##### TASK MATERIAL #####
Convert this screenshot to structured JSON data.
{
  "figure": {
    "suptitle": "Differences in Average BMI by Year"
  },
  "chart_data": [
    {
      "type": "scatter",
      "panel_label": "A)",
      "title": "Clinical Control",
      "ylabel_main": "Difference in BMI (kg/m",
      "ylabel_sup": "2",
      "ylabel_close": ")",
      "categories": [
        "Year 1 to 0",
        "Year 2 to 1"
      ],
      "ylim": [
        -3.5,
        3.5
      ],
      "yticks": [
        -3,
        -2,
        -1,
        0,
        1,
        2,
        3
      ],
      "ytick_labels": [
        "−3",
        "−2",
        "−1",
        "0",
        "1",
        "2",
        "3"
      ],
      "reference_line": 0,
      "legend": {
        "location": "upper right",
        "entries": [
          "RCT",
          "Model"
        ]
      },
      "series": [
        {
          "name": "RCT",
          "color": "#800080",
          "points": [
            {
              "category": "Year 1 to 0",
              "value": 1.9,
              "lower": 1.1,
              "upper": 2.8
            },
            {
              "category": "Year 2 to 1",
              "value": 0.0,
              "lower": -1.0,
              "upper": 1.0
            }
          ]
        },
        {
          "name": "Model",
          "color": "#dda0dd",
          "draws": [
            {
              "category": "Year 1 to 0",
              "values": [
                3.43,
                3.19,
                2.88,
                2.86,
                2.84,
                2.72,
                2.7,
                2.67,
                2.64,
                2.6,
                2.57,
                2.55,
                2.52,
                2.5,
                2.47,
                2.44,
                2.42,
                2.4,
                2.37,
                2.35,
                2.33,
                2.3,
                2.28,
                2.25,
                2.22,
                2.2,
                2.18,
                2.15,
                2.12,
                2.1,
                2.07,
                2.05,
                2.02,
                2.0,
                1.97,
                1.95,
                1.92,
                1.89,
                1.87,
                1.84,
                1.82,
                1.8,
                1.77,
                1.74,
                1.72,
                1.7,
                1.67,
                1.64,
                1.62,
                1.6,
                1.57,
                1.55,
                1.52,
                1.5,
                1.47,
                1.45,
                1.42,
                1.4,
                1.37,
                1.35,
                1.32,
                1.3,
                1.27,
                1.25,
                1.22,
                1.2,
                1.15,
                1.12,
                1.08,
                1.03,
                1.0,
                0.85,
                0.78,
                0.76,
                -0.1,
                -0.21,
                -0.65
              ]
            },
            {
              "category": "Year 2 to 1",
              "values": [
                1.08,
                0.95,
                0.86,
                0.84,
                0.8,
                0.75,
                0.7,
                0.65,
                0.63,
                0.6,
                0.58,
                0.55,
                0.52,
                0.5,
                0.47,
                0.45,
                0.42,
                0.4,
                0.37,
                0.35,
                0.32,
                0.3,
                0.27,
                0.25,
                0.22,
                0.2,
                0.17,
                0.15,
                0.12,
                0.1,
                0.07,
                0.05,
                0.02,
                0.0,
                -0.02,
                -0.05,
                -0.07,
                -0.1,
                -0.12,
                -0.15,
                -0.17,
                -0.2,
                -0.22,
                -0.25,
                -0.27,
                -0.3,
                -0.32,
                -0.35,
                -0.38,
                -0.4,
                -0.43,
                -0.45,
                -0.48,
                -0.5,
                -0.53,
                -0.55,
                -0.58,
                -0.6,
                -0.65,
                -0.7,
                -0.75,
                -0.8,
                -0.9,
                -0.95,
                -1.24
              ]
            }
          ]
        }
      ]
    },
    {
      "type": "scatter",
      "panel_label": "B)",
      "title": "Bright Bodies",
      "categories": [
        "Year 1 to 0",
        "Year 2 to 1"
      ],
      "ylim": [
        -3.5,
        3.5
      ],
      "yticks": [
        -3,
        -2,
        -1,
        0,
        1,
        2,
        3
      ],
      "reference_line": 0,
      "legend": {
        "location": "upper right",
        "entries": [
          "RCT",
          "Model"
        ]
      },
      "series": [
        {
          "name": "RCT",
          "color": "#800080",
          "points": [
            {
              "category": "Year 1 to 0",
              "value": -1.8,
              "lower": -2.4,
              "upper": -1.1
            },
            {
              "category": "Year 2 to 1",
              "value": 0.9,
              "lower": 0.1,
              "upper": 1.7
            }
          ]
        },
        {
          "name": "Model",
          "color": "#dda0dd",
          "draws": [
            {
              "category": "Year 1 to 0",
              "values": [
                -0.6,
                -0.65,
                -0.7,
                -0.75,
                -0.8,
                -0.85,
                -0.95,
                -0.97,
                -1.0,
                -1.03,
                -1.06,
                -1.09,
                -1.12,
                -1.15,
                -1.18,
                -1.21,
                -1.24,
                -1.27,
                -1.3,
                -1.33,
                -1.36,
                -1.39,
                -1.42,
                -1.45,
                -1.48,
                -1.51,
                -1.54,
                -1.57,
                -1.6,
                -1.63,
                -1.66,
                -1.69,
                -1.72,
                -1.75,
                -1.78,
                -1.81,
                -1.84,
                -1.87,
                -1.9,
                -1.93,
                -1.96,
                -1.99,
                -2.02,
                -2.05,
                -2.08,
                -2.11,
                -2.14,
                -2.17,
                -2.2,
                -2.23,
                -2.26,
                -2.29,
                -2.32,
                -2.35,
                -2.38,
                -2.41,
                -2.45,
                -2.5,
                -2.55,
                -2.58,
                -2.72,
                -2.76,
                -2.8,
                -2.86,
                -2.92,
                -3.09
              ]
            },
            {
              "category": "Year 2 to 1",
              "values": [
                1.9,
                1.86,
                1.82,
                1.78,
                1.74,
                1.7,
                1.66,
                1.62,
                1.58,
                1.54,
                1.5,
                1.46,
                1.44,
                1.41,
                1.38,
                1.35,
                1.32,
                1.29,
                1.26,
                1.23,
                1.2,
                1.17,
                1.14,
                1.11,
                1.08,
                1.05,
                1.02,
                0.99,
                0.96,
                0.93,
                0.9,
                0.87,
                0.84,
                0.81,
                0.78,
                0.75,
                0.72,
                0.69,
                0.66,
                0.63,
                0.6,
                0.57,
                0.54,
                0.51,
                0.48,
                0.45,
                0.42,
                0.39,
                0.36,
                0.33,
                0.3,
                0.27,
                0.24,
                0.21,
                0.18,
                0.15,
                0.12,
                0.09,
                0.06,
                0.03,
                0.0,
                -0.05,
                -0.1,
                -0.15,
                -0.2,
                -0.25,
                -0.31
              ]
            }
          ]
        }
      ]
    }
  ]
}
#####
> _WORK INSTRUCTIONS_:
Reproduce the records above exactly as they appear.

> _EXERCISE ANSWER_:
Convert this screenshot to structured JSON data.
{
  "figure": {
    "suptitle": "Differences in Average BMI by Year"
  },
  "chart_data": [
    {
      "type": "scatter",
      "panel_label": "A)",
      "title": "Clinical Control",
      "ylabel_main": "Difference in BMI (kg/m",
      "ylabel_sup": "2",
      "ylabel_close": ")",
      "categories": [
        "Year 1 to 0",
        "Year 2 to 1"
      ],
      "ylim": [
        -3.5,
        3.5
      ],
      "yticks": [
        -3,
        -2,
        -1,
        0,
        1,
        2,
        3
      ],
      "ytick_labels": [
        "−3",
        "−2",
        "−1",
        "0",
        "1",
        "2",
        "3"
      ],
      "reference_line": 0,
      "legend": {
        "location": "upper right",
        "entries": [
          "RCT",
          "Model"
        ]
      },
      "series": [
        {
          "name": "RCT",
          "color": "#800080",
          "points": [
            {
              "category": "Year 1 to 0",
              "value": 1.9,
              "lower": 1.1,
              "upper": 2.8
            },
            {
              "category": "Year 2 to 1",
              "value": 0.0,
              "lower": -1.0,
              "upper": 1.0
            }
          ]
        },
        {
          "name": "Model",
          "color": "#dda0dd",
          "draws": [
            {
              "category": "Year 1 to 0",
              "values": [
                3.43,
                3.19,
                2.88,
                2.86,
                2.84,
                2.72,
                2.7,
                2.67,
                2.64,
                2.6,
                2.57,
                2.55,
                2.52,
                2.5,
                2.47,
                2.44,
                2.42,
                2.4,
                2.37,
                2.35,
                2.33,
                2.3,
                2.28,
                2.25,
                2.22,
                2.2,
                2.18,
                2.15,
                2.12,
                2.1,
                2.07,
                2.05,
                2.02,
                2.0,
                1.97,
                1.95,
                1.92,
                1.89,
                1.87,
                1.84,
                1.82,
                1.8,
                1.77,
                1.74,
                1.72,
                1.7,
                1.67,
                1.64,
                1.62,
                1.6,
                1.57,
                1.55,
                1.52,
                1.5,
                1.47,
                1.45,
                1.42,
                1.4,
                1.37,
                1.35,
                1.32,
                1.3,
                1.27,
                1.25,
                1.22,
                1.2,
                1.15,
                1.12,
                1.08,
                1.03,
                1.0,
                0.85,
                0.78,
                0.76,
                -0.1,
                -0.21,
                -0.65
              ]
            },
            {
              "category": "Year 2 to 1",
              "values": [
                1.08,
                0.95,
                0.86,
                0.84,
                0.8,
                0.75,
                0.7,
                0.65,
                0.63,
                0.6,
                0.58,
                0.55,
                0.52,
                0.5,
                0.47,
                0.45,
                0.42,
                0.4,
                0.37,
                0.35,
                0.32,
                0.3,
                0.27,
                0.25,
                0.22,
                0.2,
                0.17,
                0.15,
                0.12,
                0.1,
                0.07,
                0.05,
                0.02,
                0.0,
                -0.02,
                -0.05,
                -0.07,
                -0.1,
                -0.12,
                -0.15,
                -0.17,
                -0.2,
                -0.22,
                -0.25,
                -0.27,
                -0.3,
                -0.32,
                -0.35,
                -0.38,
                -0.4,
                -0.43,
                -0.45,
                -0.48,
                -0.5,
                -0.53,
                -0.55,
                -0.58,
                -0.6,
                -0.65,
                -0.7,
                -0.75,
                -0.8,
                -0.9,
                -0.95,
                -1.24
              ]
            }
          ]
        }
      ]
    },
    {
      "type": "scatter",
      "panel_label": "B)",
      "title": "Bright Bodies",
      "categories": [
        "Year 1 to 0",
        "Year 2 to 1"
      ],
      "ylim": [
        -3.5,
        3.5
      ],
      "yticks": [
        -3,
        -2,
        -1,
        0,
        1,
        2,
        3
      ],
      "reference_line": 0,
      "legend": {
        "location": "upper right",
        "entries": [
          "RCT",
          "Model"
        ]
      },
      "series": [
        {
          "name": "RCT",
          "color": "#800080",
          "points": [
            {
              "category": "Year 1 to 0",
              "value": -1.8,
              "lower": -2.4,
              "upper": -1.1
            },
            {
              "category": "Year 2 to 1",
              "value": 0.9,
              "lower": 0.1,
              "upper": 1.7
            }
          ]
        },
        {
          "name": "Model",
          "color": "#dda0dd",
          "draws": [
            {
              "category": "Year 1 to 0",
              "values": [
                -0.6,
                -0.65,
                -0.7,
                -0.75,
                -0.8,
                -0.85,
                -0.95,
                -0.97,
                -1.0,
                -1.03,
                -1.06,
                -1.09,
                -1.12,
                -1.15,
                -1.18,
                -1.21,
                -1.24,
                -1.27,
                -1.3,
                -1.33,
                -1.36,
                -1.39,
                -1.42,
                -1.45,
                -1.48,
                -1.51,
                -1.54,
                -1.57,
                -1.6,
                -1.63,
                -1.66,
                -1.69,
                -1.72,
                -1.75,
                -1.78,
                -1.81,
                -1.84,
                -1.87,
                -1.9,
                -1.93,
                -1.96,
                -1.99,
                -2.02,
                -2.05,
                -2.08,
                -2.11,
                -2.14,
                -2.17,
                -2.2,
                -2.23,
                -2.26,
                -2.29,
                -2.32,
                -2.35,
                -2.38,
                -2.41,
                -2.45,
                -2.5,
                -2.55,
                -2.58,
                -2.72,
                -2.76,
                -2.8,
                -2.86,
                -2.92,
                -3.09
              ]
            },
            {
              "category": "Year 2 to 1",
              "values": [
                1.9,
                1.86,
                1.82,
                1.78,
                1.74,
                1.7,
                1.66,
                1.62,
                1.58,
                1.54,
                1.5,
                1.46,
                1.44,
                1.41,
                1.38,
                1.35,
                1.32,
                1.29,
                1.26,
                1.23,
                1.2,
                1.17,
                1.14,
                1.11,
                1.08,
                1.05,
                1.02,
                0.99,
                0.96,
                0.93,
                0.9,
                0.87,
                0.84,
                0.81,
                0.78,
                0.75,
                0.72,
                0.69,
                0.66,
                0.63,
                0.6,
                0.57,
                0.54,
                0.51,
                0.48,
                0.45,
                0.42,
                0.39,
                0.36,
                0.33,
                0.3,
                0.27,
                0.24,
                0.21,
                0.18,
                0.15,
                0.12,
                0.09,
                0.06,
                0.03,
                0.0,
                -0.05,
                -0.1,
                -0.15,
                -0.2,
                -0.25,
                -0.31
              ]
            }
          ]
        }
      ]
    }
  ]
}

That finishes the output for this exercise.